▶ Written request
Your task is to repeat all of the data exactly while excluding the pictures.

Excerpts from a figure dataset
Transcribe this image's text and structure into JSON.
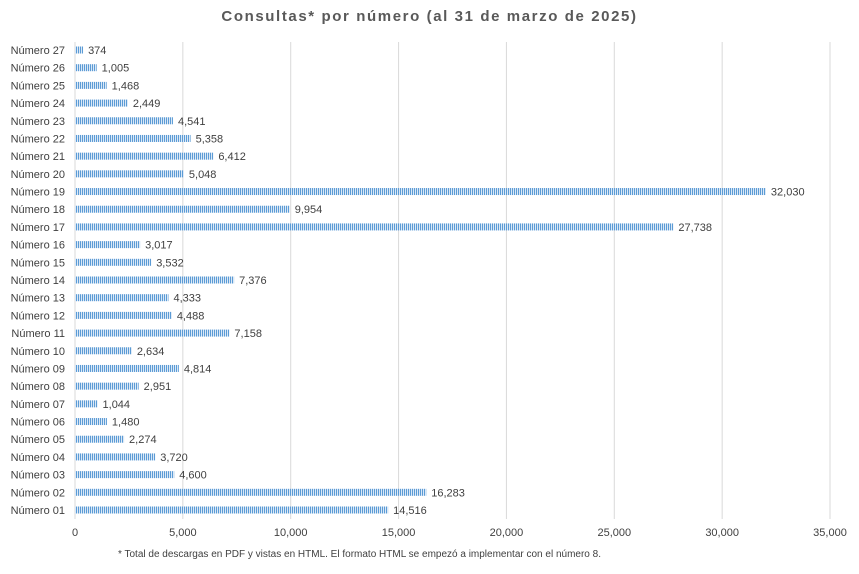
{
  "chart_data": {
    "type": "bar",
    "orientation": "horizontal",
    "title": "Consultas*  por número (al 31 de marzo de 2025)",
    "xlabel": "",
    "ylabel": "",
    "categories": [
      "Número 01",
      "Número 02",
      "Número 03",
      "Número 04",
      "Número 05",
      "Número 06",
      "Número 07",
      "Número 08",
      "Número 09",
      "Número 10",
      "Número 11",
      "Número 12",
      "Número 13",
      "Número 14",
      "Número 15",
      "Número 16",
      "Número 17",
      "Número 18",
      "Número 19",
      "Número 20",
      "Número 21",
      "Número 22",
      "Número 23",
      "Número 24",
      "Número 25",
      "Número 26",
      "Número 27"
    ],
    "values": [
      14516,
      16283,
      4600,
      3720,
      2274,
      1480,
      1044,
      2951,
      4814,
      2634,
      7158,
      4488,
      4333,
      7376,
      3532,
      3017,
      27738,
      9954,
      32030,
      5048,
      6412,
      5358,
      4541,
      2449,
      1468,
      1005,
      374
    ],
    "value_labels": [
      "14,516",
      "16,283",
      "4,600",
      "3,720",
      "2,274",
      "1,480",
      "1,044",
      "2,951",
      "4,814",
      "2,634",
      "7,158",
      "4,488",
      "4,333",
      "7,376",
      "3,532",
      "3,017",
      "27,738",
      "9,954",
      "32,030",
      "5,048",
      "6,412",
      "5,358",
      "4,541",
      "2,449",
      "1,468",
      "1,005",
      "374"
    ],
    "xlim": [
      0,
      35000
    ],
    "x_ticks": [
      0,
      5000,
      10000,
      15000,
      20000,
      25000,
      30000,
      35000
    ],
    "x_tick_labels": [
      "0",
      "5,000",
      "10,000",
      "15,000",
      "20,000",
      "25,000",
      "30,000",
      "35,000"
    ],
    "grid": "vertical",
    "legend": "none",
    "bar_color": "#5b9bd5",
    "gridline_color": "#d9d9d9"
  },
  "footnote": "* Total de descargas en PDF y vistas en HTML. El formato HTML se empezó a implementar con el número 8."
}
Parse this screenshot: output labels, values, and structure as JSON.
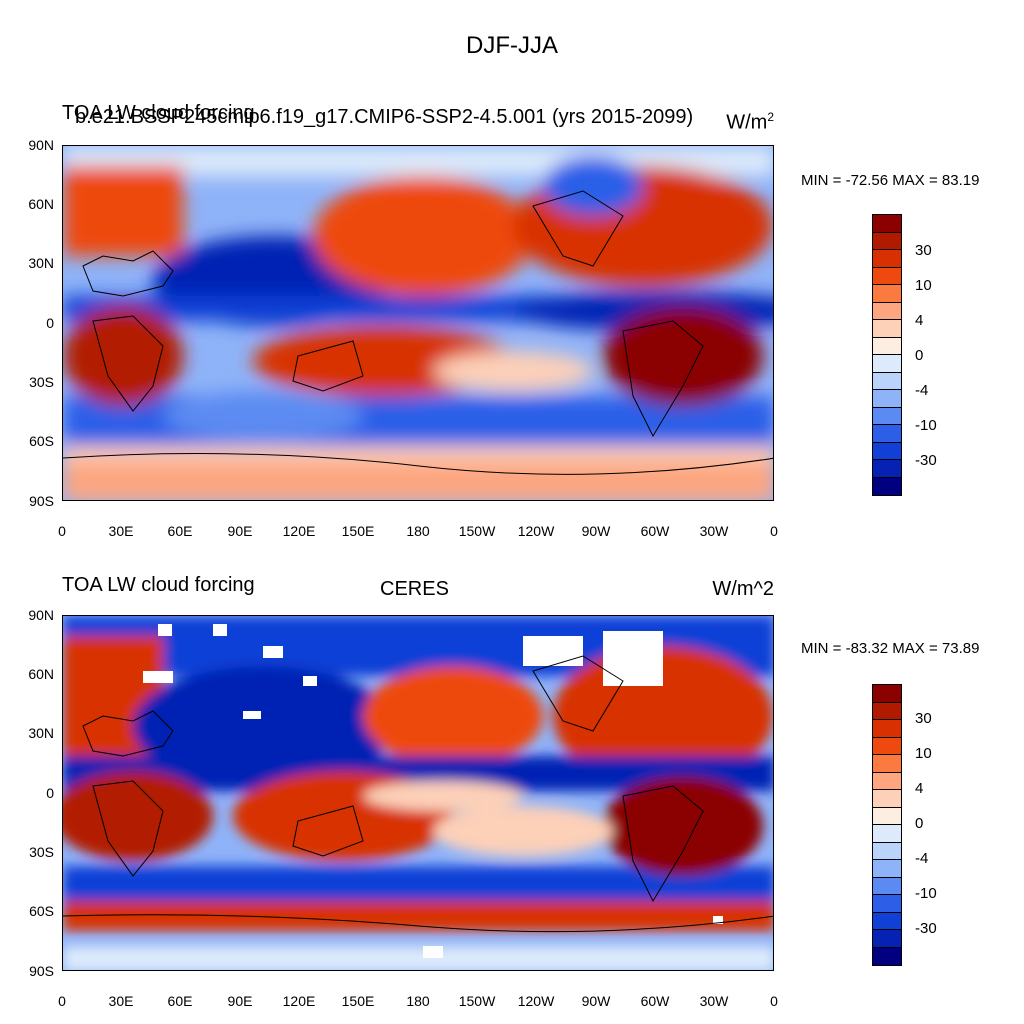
{
  "main_title": "DJF-JJA",
  "colorbar": {
    "colors": [
      "#8b0000",
      "#b21a00",
      "#d83000",
      "#ee4a10",
      "#fb7a40",
      "#fda680",
      "#fdd0b8",
      "#fdeee2",
      "#dceafb",
      "#b9d3fb",
      "#8fb3f8",
      "#5b8bf2",
      "#2c5ee8",
      "#1040d6",
      "#0522b4",
      "#000080"
    ],
    "labels": [
      "30",
      "10",
      "4",
      "0",
      "-4",
      "-10",
      "-30"
    ]
  },
  "axes": {
    "lat_labels": [
      "90N",
      "60N",
      "30N",
      "0",
      "30S",
      "60S",
      "90S"
    ],
    "lon_labels": [
      "0",
      "30E",
      "60E",
      "90E",
      "120E",
      "150E",
      "180",
      "150W",
      "120W",
      "90W",
      "60W",
      "30W",
      "0"
    ]
  },
  "panels": [
    {
      "title_left": "TOA LW cloud forcing",
      "title_overlay": "b.e21.BSSP245cmip6.f19_g17.CMIP6-SSP2-4.5.001 (yrs 2015-2099)",
      "units": "W/m^2",
      "units_super": "2",
      "units_base": "W/m",
      "min_max": "MIN = -72.56 MAX =  83.19"
    },
    {
      "title_left": "TOA LW cloud forcing",
      "title_center": "CERES",
      "units": "W/m^2",
      "min_max": "MIN = -83.32 MAX =  73.89"
    }
  ]
}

▶ Reply
Transcribe this image's text and structure into JSON.
{
  "chart_data": {
    "type": "bar",
    "orientation": "horizontal",
    "title": "Consultas*  por número (al 31 de marzo de 2025)",
    "xlabel": "",
    "ylabel": "",
    "categories": [
      "Número 01",
      "Número 02",
      "Número 03",
      "Número 04",
      "Número 05",
      "Número 06",
      "Número 07",
      "Número 08",
      "Número 09",
      "Número 10",
      "Número 11",
      "Número 12",
      "Número 13",
      "Número 14",
      "Número 15",
      "Número 16",
      "Número 17",
      "Número 18",
      "Número 19",
      "Número 20",
      "Número 21",
      "Número 22",
      "Número 23",
      "Número 24",
      "Número 25",
      "Número 26",
      "Número 27"
    ],
    "values": [
      14516,
      16283,
      4600,
      3720,
      2274,
      1480,
      1044,
      2951,
      4814,
      2634,
      7158,
      4488,
      4333,
      7376,
      3532,
      3017,
      27738,
      9954,
      32030,
      5048,
      6412,
      5358,
      4541,
      2449,
      1468,
      1005,
      374
    ],
    "value_labels": [
      "14,516",
      "16,283",
      "4,600",
      "3,720",
      "2,274",
      "1,480",
      "1,044",
      "2,951",
      "4,814",
      "2,634",
      "7,158",
      "4,488",
      "4,333",
      "7,376",
      "3,532",
      "3,017",
      "27,738",
      "9,954",
      "32,030",
      "5,048",
      "6,412",
      "5,358",
      "4,541",
      "2,449",
      "1,468",
      "1,005",
      "374"
    ],
    "xlim": [
      0,
      35000
    ],
    "x_ticks": [
      0,
      5000,
      10000,
      15000,
      20000,
      25000,
      30000,
      35000
    ],
    "x_tick_labels": [
      "0",
      "5,000",
      "10,000",
      "15,000",
      "20,000",
      "25,000",
      "30,000",
      "35,000"
    ],
    "grid": "vertical",
    "legend": "none",
    "bar_color": "#5b9bd5",
    "gridline_color": "#d9d9d9"
  },
  "footnote": "* Total de descargas en PDF y vistas en HTML. El formato HTML se empezó a implementar con el número 8."
}
Parse this screenshot: output labels, values, and structure as JSON.
{
  "main_title": "DJF-JJA",
  "colorbar": {
    "colors": [
      "#8b0000",
      "#b21a00",
      "#d83000",
      "#ee4a10",
      "#fb7a40",
      "#fda680",
      "#fdd0b8",
      "#fdeee2",
      "#dceafb",
      "#b9d3fb",
      "#8fb3f8",
      "#5b8bf2",
      "#2c5ee8",
      "#1040d6",
      "#0522b4",
      "#000080"
    ],
    "labels": [
      "30",
      "10",
      "4",
      "0",
      "-4",
      "-10",
      "-30"
    ]
  },
  "axes": {
    "lat_labels": [
      "90N",
      "60N",
      "30N",
      "0",
      "30S",
      "60S",
      "90S"
    ],
    "lon_labels": [
      "0",
      "30E",
      "60E",
      "90E",
      "120E",
      "150E",
      "180",
      "150W",
      "120W",
      "90W",
      "60W",
      "30W",
      "0"
    ]
  },
  "panels": [
    {
      "title_left": "TOA LW cloud forcing",
      "title_overlay": "b.e21.BSSP245cmip6.f19_g17.CMIP6-SSP2-4.5.001 (yrs 2015-2099)",
      "units": "W/m^2",
      "units_super": "2",
      "units_base": "W/m",
      "min_max": "MIN = -72.56 MAX =  83.19"
    },
    {
      "title_left": "TOA LW cloud forcing",
      "title_center": "CERES",
      "units": "W/m^2",
      "min_max": "MIN = -83.32 MAX =  73.89"
    }
  ]
}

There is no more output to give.